## [Exercise]
Please copy out, unchanged, the part of the listing that opens with the line containing "item-title: Jardines del" and closes with the line containing "list-icon-line <box>707 25 731 28</box>", including both of those lines.

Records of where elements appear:
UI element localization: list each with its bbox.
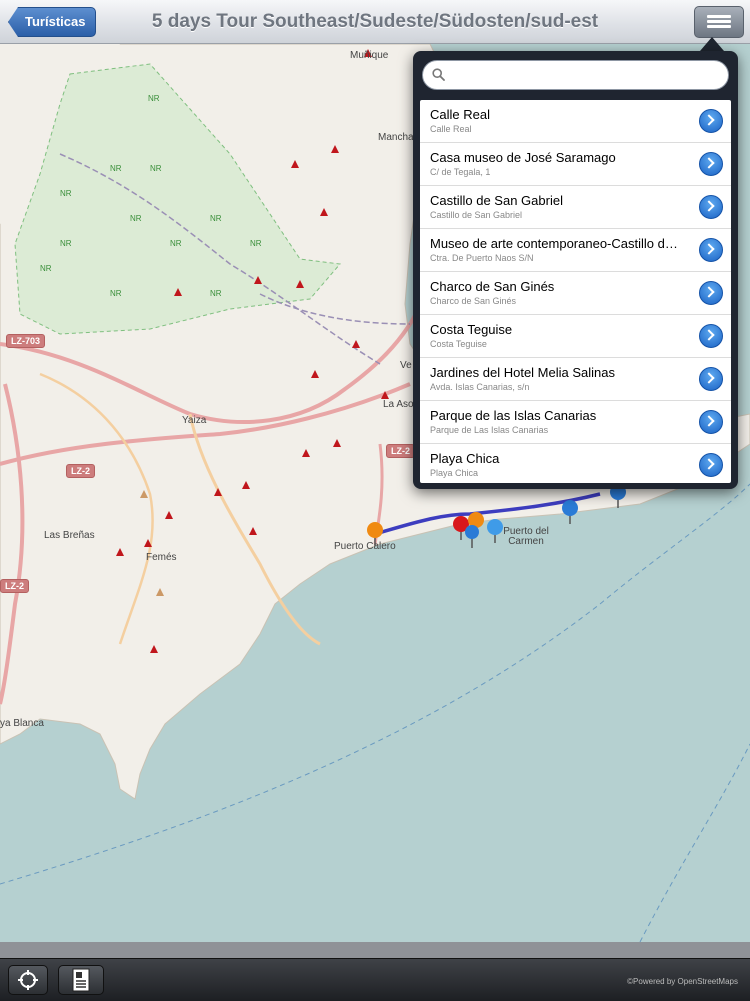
item-title: Jardines del Hotel Melia Salinas <box>430 365 615 380</box>
place-label: Las Breñas <box>44 530 95 541</box>
item-subtitle: Costa Teguise <box>430 339 487 349</box>
place-label: Puerto Calero <box>334 541 396 552</box>
disclosure-arrow-icon[interactable] <box>699 195 723 219</box>
place-label: Femés <box>146 552 177 563</box>
list-icon-line <box>707 25 731 28</box>
popover-arrow <box>700 37 724 51</box>
list-item[interactable]: Charco de San Ginés Charco de San Ginés <box>420 272 731 315</box>
nr-label: NR <box>250 239 262 248</box>
place-label: Yaiza <box>182 415 207 426</box>
map-attribution: ©Powered by OpenStreetMaps <box>627 977 738 986</box>
item-title: Museo de arte contemporaneo-Castillo de … <box>430 236 682 251</box>
nr-label: NR <box>60 239 72 248</box>
list-item[interactable]: Museo de arte contemporaneo-Castillo de … <box>420 229 731 272</box>
list-item[interactable]: Casa museo de José Saramago C/ de Tegala… <box>420 143 731 186</box>
disclosure-arrow-icon[interactable] <box>699 324 723 348</box>
page-title: 5 days Tour Southeast/Sudeste/Südosten/s… <box>151 11 599 32</box>
list-item[interactable]: Castillo de San Gabriel Castillo de San … <box>420 186 731 229</box>
locate-button[interactable] <box>8 965 48 995</box>
list-menu-button[interactable] <box>694 6 744 38</box>
item-subtitle: Castillo de San Gabriel <box>430 210 523 220</box>
search-bar <box>422 60 729 92</box>
crosshair-icon <box>18 970 38 990</box>
disclosure-arrow-icon[interactable] <box>699 238 723 262</box>
item-subtitle: C/ de Tegala, 1 <box>430 167 491 177</box>
bottom-toolbar: ©Powered by OpenStreetMaps <box>0 958 750 1001</box>
nr-label: NR <box>150 164 162 173</box>
item-title: Costa Teguise <box>430 322 513 337</box>
list-item[interactable]: Parque de las Islas Canarias Parque de L… <box>420 401 731 444</box>
item-title: Charco de San Ginés <box>430 279 555 294</box>
item-subtitle: Parque de Las Islas Canarias <box>430 425 549 435</box>
item-subtitle: Calle Real <box>430 124 472 134</box>
nr-label: NR <box>60 189 72 198</box>
nr-label: NR <box>40 264 52 273</box>
disclosure-arrow-icon[interactable] <box>699 367 723 391</box>
search-input[interactable] <box>422 60 729 90</box>
place-label: La Aso <box>383 399 414 410</box>
road-shield: LZ-2 <box>0 579 29 593</box>
item-subtitle: Ctra. De Puerto Naos S/N <box>430 253 534 263</box>
nr-label: NR <box>148 94 160 103</box>
item-title: Castillo de San Gabriel <box>430 193 563 208</box>
list-item[interactable]: Calle Real Calle Real <box>420 100 731 143</box>
place-label: Mancha <box>378 132 414 143</box>
disclosure-arrow-icon[interactable] <box>699 410 723 434</box>
disclosure-arrow-icon[interactable] <box>699 281 723 305</box>
road-shield: LZ-2 <box>386 444 415 458</box>
road-shield: LZ-2 <box>66 464 95 478</box>
item-title: Calle Real <box>430 107 490 122</box>
item-title: Parque de las Islas Canarias <box>430 408 597 423</box>
document-icon <box>72 968 90 992</box>
search-icon <box>432 68 445 81</box>
list-icon <box>707 15 731 18</box>
nr-label: NR <box>170 239 182 248</box>
disclosure-arrow-icon[interactable] <box>699 152 723 176</box>
item-title: Casa museo de José Saramago <box>430 150 616 165</box>
place-label: Muñique <box>350 50 389 61</box>
place-label: ya Blanca <box>0 718 44 729</box>
item-subtitle: Charco de San Ginés <box>430 296 517 306</box>
nr-label: NR <box>130 214 142 223</box>
item-subtitle: Avda. Islas Canarias, s/n <box>430 382 530 392</box>
place-label: Puerto del Carmen <box>503 526 549 547</box>
list-item[interactable]: Playa Chica Playa Chica <box>420 444 731 483</box>
places-popover: Calle Real Calle Real Casa museo de José… <box>413 51 738 489</box>
back-button[interactable]: Turísticas <box>8 7 97 37</box>
place-label: Ve <box>400 360 412 371</box>
nr-label: NR <box>110 164 122 173</box>
list-item[interactable]: Jardines del Hotel Melia Salinas Avda. I… <box>420 358 731 401</box>
navigation-bar: Turísticas 5 days Tour Southeast/Sudeste… <box>0 0 750 44</box>
item-subtitle: Playa Chica <box>430 468 479 478</box>
disclosure-arrow-icon[interactable] <box>699 109 723 133</box>
list-item[interactable]: Costa Teguise Costa Teguise <box>420 315 731 358</box>
road-shield: LZ-703 <box>6 334 46 348</box>
map-bottom-strip <box>0 942 750 958</box>
places-list[interactable]: Calle Real Calle Real Casa museo de José… <box>420 100 731 483</box>
item-title: Playa Chica <box>430 451 500 466</box>
disclosure-arrow-icon[interactable] <box>699 453 723 477</box>
document-button[interactable] <box>58 965 104 995</box>
list-icon-line <box>707 20 731 23</box>
nr-label: NR <box>210 214 222 223</box>
nr-label: NR <box>210 289 222 298</box>
nr-label: NR <box>110 289 122 298</box>
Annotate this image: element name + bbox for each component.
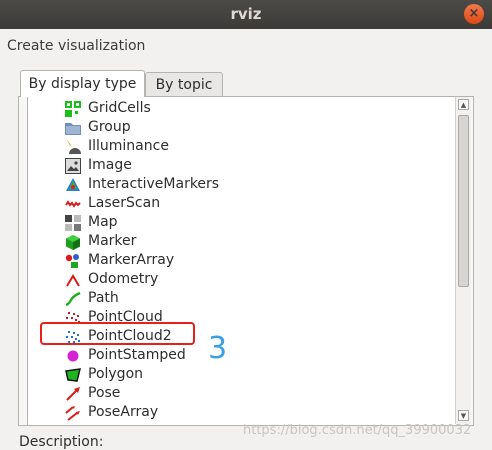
- title-bar: rviz ×: [0, 0, 492, 29]
- dialog-heading: Create visualization: [7, 38, 146, 54]
- list-item-label: PoseArray: [88, 404, 159, 420]
- list-item-gridcells[interactable]: GridCells: [28, 99, 456, 118]
- list-item-pointstamped[interactable]: PointStamped: [28, 346, 456, 365]
- path-icon: [65, 291, 81, 307]
- pose-icon: [66, 387, 80, 401]
- tab-by-display-type[interactable]: By display type: [20, 70, 145, 97]
- list-item-label: Odometry: [88, 271, 159, 287]
- watermark-text: https://blog.csdn.net/qq_39900032: [243, 423, 472, 438]
- selection-highlight-box: [40, 322, 195, 345]
- list-item-label: PointStamped: [88, 347, 186, 363]
- list-scrollbar[interactable]: ▲ ▼: [455, 97, 471, 424]
- pose-array-icon: [65, 406, 80, 421]
- list-item-posearray[interactable]: PoseArray: [28, 403, 456, 422]
- list-item-polygon[interactable]: Polygon: [28, 365, 456, 384]
- tab-by-topic[interactable]: By topic: [145, 72, 223, 97]
- list-item-map[interactable]: Map: [28, 213, 456, 232]
- list-item-label: Path: [88, 290, 119, 306]
- laser-scan-icon: [65, 200, 81, 208]
- list-item-path[interactable]: Path: [28, 289, 456, 308]
- point-stamped-icon: [67, 350, 79, 362]
- list-item-label: Illuminance: [88, 138, 169, 154]
- folder-icon: [65, 123, 81, 135]
- annotation-step-number: 3: [208, 331, 228, 366]
- list-item-label: LaserScan: [88, 195, 161, 211]
- map-icon: [65, 215, 81, 231]
- list-item-laserscan[interactable]: LaserScan: [28, 194, 456, 213]
- interactive-markers-icon: [66, 178, 80, 191]
- scroll-down-arrow-icon[interactable]: ▼: [458, 410, 469, 421]
- list-item-illuminance[interactable]: Illuminance: [28, 137, 456, 156]
- illuminance-icon: [67, 140, 81, 154]
- marker-cube-icon: [66, 235, 80, 250]
- list-item-label: Map: [88, 214, 118, 230]
- scroll-up-arrow-icon[interactable]: ▲: [458, 99, 469, 110]
- close-button[interactable]: ×: [464, 4, 484, 24]
- list-item-label: Marker: [88, 233, 137, 249]
- image-icon: [65, 158, 81, 174]
- list-item-label: Polygon: [88, 366, 144, 382]
- list-item-label: MarkerArray: [88, 252, 175, 268]
- display-type-list[interactable]: GridCells Group Illuminance Image Intera…: [27, 96, 456, 425]
- window-title: rviz: [230, 5, 262, 23]
- scrollbar-thumb[interactable]: [458, 115, 469, 287]
- list-item-interactivemarkers[interactable]: InteractiveMarkers: [28, 175, 456, 194]
- list-item-label: InteractiveMarkers: [88, 176, 220, 192]
- list-item-odometry[interactable]: Odometry: [28, 270, 456, 289]
- list-item-label: GridCells: [88, 100, 151, 116]
- list-item-label: Pose: [88, 385, 121, 401]
- list-item-label: Group: [88, 119, 131, 135]
- polygon-icon: [65, 368, 81, 382]
- list-item-group[interactable]: Group: [28, 118, 456, 137]
- odometry-icon: [66, 274, 80, 287]
- list-item-markerarray[interactable]: MarkerArray: [28, 251, 456, 270]
- description-label: Description:: [19, 434, 104, 450]
- list-item-marker[interactable]: Marker: [28, 232, 456, 251]
- list-item-label: Image: [88, 157, 132, 173]
- marker-array-icon: [65, 254, 79, 268]
- list-item-image[interactable]: Image: [28, 156, 456, 175]
- list-item-pose[interactable]: Pose: [28, 384, 456, 403]
- grid-cells-icon: [65, 101, 81, 117]
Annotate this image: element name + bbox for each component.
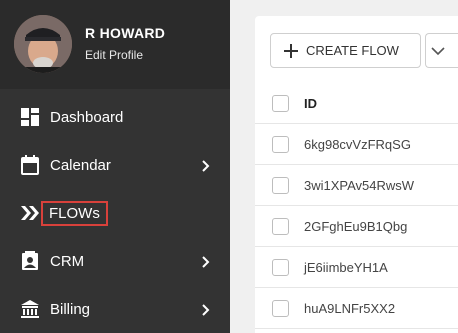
table-header-row: ID	[255, 83, 458, 124]
chevron-right-icon	[199, 255, 211, 268]
flow-id: huA9LNFr5XX2	[304, 301, 396, 316]
create-flow-label: CREATE FLOW	[306, 43, 399, 58]
sidebar-item-label: Billing	[50, 300, 91, 318]
flows-card: CREATE FLOW ID 6kg98cvVzFRqSG 3wi1XPAv54…	[255, 16, 458, 333]
avatar[interactable]	[14, 15, 72, 73]
table-row[interactable]: 6kg98cvVzFRqSG	[255, 124, 458, 165]
sidebar-item-billing[interactable]: Billing	[0, 285, 230, 333]
sidebar-item-dashboard[interactable]: Dashboard	[0, 93, 230, 141]
dropdown-button[interactable]	[425, 33, 458, 68]
contact-card-icon	[19, 250, 41, 272]
sidebar-item-label: FLOWs	[41, 200, 108, 226]
table-row[interactable]: 3wi1XPAv54RwsW	[255, 165, 458, 206]
sidebar-item-crm[interactable]: CRM	[0, 237, 230, 285]
bank-icon	[19, 298, 41, 320]
chevron-right-icon	[199, 159, 211, 172]
sidebar: R HOWARD Edit Profile Dashboard Calendar…	[0, 0, 230, 333]
profile-header: R HOWARD Edit Profile	[0, 0, 230, 89]
sidebar-item-calendar[interactable]: Calendar	[0, 141, 230, 189]
plus-icon	[284, 43, 298, 58]
main-content: CREATE FLOW ID 6kg98cvVzFRqSG 3wi1XPAv54…	[230, 0, 458, 333]
flow-id: 2GFghEu9B1Qbg	[304, 219, 408, 234]
edit-profile-link[interactable]: Edit Profile	[85, 48, 143, 62]
sidebar-item-flows[interactable]: FLOWs	[0, 189, 230, 237]
table-row[interactable]: huA9LNFr5XX2	[255, 288, 458, 329]
calendar-icon	[19, 154, 41, 176]
row-checkbox[interactable]	[272, 300, 289, 317]
chevron-right-icon	[199, 303, 211, 316]
table-row[interactable]: 2GFghEu9B1Qbg	[255, 206, 458, 247]
flow-id: 3wi1XPAv54RwsW	[304, 178, 415, 193]
create-flow-button[interactable]: CREATE FLOW	[270, 33, 421, 68]
row-checkbox[interactable]	[272, 136, 289, 153]
row-checkbox[interactable]	[272, 177, 289, 194]
sidebar-item-label: CRM	[50, 252, 85, 270]
flow-id: 6kg98cvVzFRqSG	[304, 137, 411, 152]
row-checkbox[interactable]	[272, 259, 289, 276]
table-row[interactable]: jE6iimbeYH1A	[255, 247, 458, 288]
flow-id: jE6iimbeYH1A	[304, 260, 388, 275]
chevron-down-icon	[431, 47, 445, 56]
select-all-checkbox[interactable]	[272, 95, 289, 112]
sidebar-item-label: Calendar	[50, 156, 111, 174]
profile-name: R HOWARD	[85, 25, 166, 41]
dashboard-icon	[19, 106, 41, 128]
row-checkbox[interactable]	[272, 218, 289, 235]
sidebar-item-label: Dashboard	[50, 108, 124, 126]
id-column-header: ID	[304, 96, 317, 111]
double-chevron-icon	[19, 202, 41, 224]
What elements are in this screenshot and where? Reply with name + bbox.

## [Result of the task]
item-title: Jardines del Hotel Melia Salinas <box>430 365 615 380</box>
place-label: Las Breñas <box>44 530 95 541</box>
item-subtitle: Costa Teguise <box>430 339 487 349</box>
place-label: Puerto Calero <box>334 541 396 552</box>
disclosure-arrow-icon[interactable] <box>699 195 723 219</box>
place-label: Femés <box>146 552 177 563</box>
list-icon-line <box>707 25 731 28</box>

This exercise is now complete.